PROMPT: Leave out the pictures and copy each record below exactly.

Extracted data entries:
□ □ □ □ □ □ □
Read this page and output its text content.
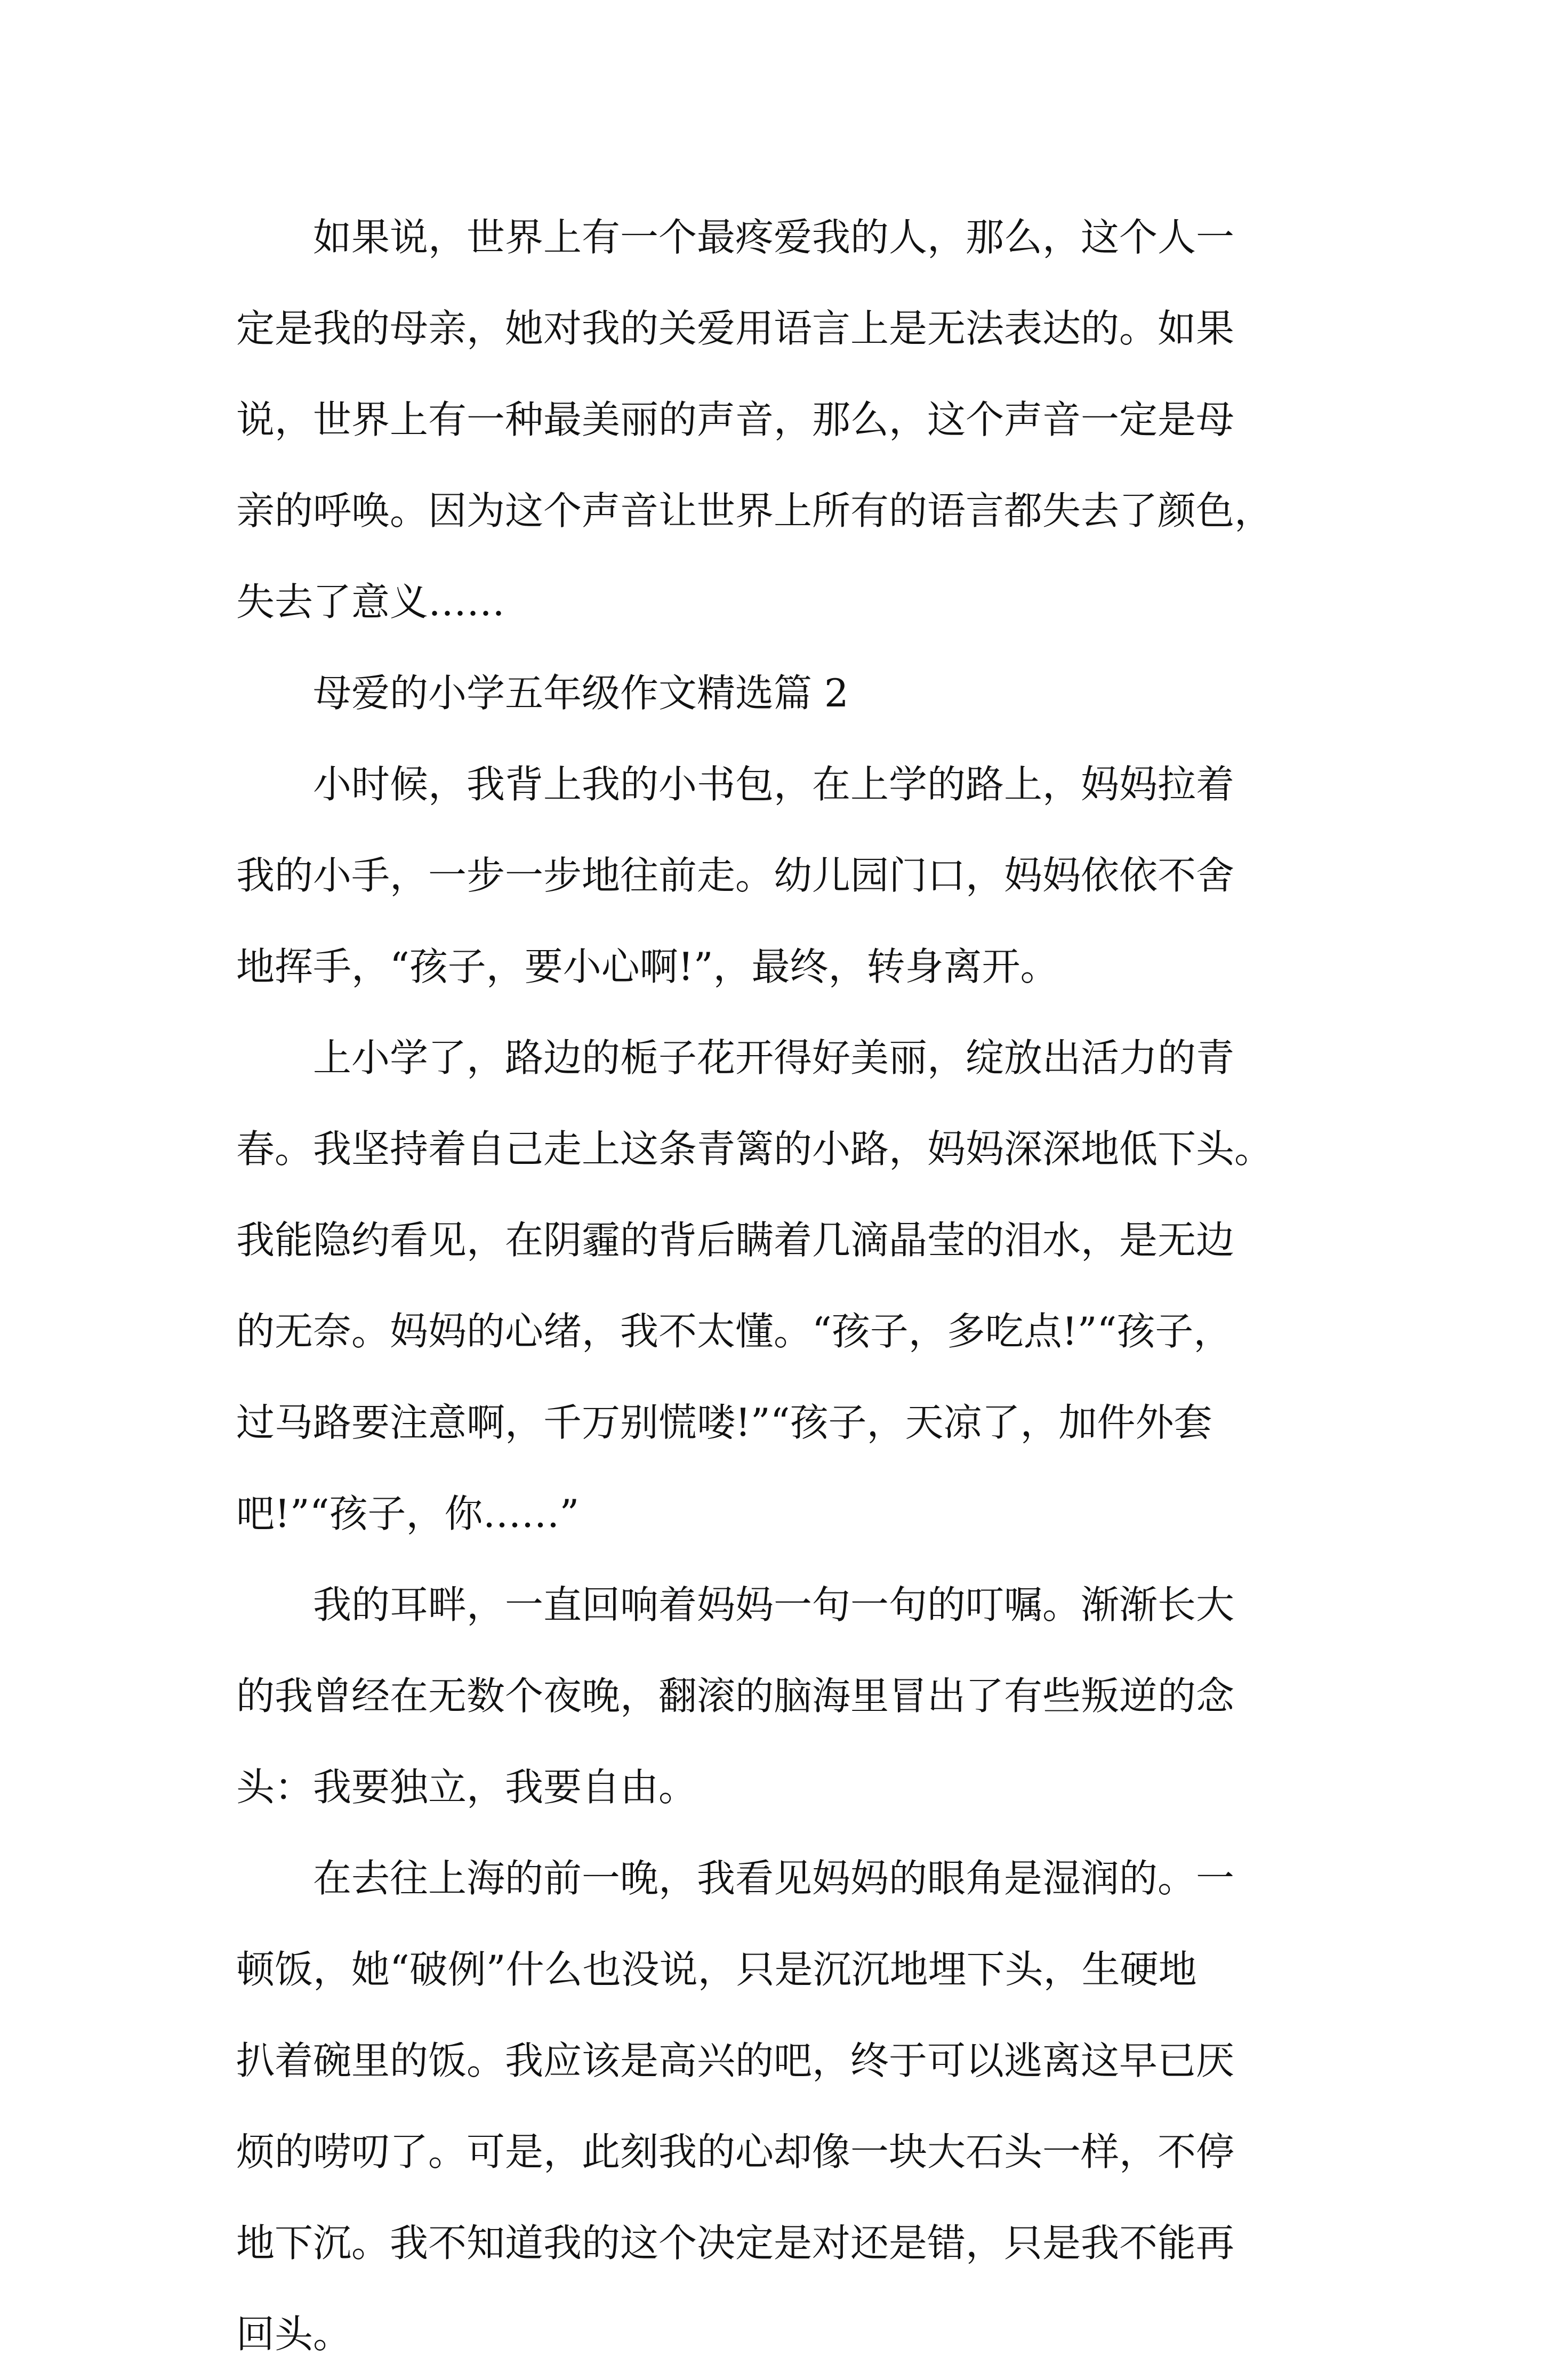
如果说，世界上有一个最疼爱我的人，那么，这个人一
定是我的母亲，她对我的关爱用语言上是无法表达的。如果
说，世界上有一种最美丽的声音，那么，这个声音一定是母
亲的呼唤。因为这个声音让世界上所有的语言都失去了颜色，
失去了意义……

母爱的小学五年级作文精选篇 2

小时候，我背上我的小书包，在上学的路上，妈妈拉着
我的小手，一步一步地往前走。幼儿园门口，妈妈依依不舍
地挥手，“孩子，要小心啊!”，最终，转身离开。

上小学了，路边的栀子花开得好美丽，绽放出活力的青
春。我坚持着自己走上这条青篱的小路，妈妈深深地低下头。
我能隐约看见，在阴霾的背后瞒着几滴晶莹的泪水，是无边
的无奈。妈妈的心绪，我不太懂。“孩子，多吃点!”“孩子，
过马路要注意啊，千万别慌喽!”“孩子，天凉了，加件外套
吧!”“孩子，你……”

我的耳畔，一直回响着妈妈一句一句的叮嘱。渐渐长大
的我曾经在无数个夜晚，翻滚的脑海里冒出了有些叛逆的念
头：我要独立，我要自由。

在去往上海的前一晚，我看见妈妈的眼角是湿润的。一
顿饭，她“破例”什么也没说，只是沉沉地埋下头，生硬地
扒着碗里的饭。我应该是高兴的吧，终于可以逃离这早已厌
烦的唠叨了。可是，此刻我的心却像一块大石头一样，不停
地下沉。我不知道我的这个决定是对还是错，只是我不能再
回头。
□ □ □ □ □ □ □
WRITTEN REPLY:
Read this page and output its text content.
如果说，世界上有一个最疼爱我的人，那么，这个人一
定是我的母亲，她对我的关爱用语言上是无法表达的。如果
说，世界上有一种最美丽的声音，那么，这个声音一定是母
亲的呼唤。因为这个声音让世界上所有的语言都失去了颜色，
失去了意义……

母爱的小学五年级作文精选篇 2

小时候，我背上我的小书包，在上学的路上，妈妈拉着
我的小手，一步一步地往前走。幼儿园门口，妈妈依依不舍
地挥手，“孩子，要小心啊!”，最终，转身离开。

上小学了，路边的栀子花开得好美丽，绽放出活力的青
春。我坚持着自己走上这条青篱的小路，妈妈深深地低下头。
我能隐约看见，在阴霾的背后瞒着几滴晶莹的泪水，是无边
的无奈。妈妈的心绪，我不太懂。“孩子，多吃点!”“孩子，
过马路要注意啊，千万别慌喽!”“孩子，天凉了，加件外套
吧!”“孩子，你……”

我的耳畔，一直回响着妈妈一句一句的叮嘱。渐渐长大
的我曾经在无数个夜晚，翻滚的脑海里冒出了有些叛逆的念
头：我要独立，我要自由。

在去往上海的前一晚，我看见妈妈的眼角是湿润的。一
顿饭，她“破例”什么也没说，只是沉沉地埋下头，生硬地
扒着碗里的饭。我应该是高兴的吧，终于可以逃离这早已厌
烦的唠叨了。可是，此刻我的心却像一块大石头一样，不停
地下沉。我不知道我的这个决定是对还是错，只是我不能再
回头。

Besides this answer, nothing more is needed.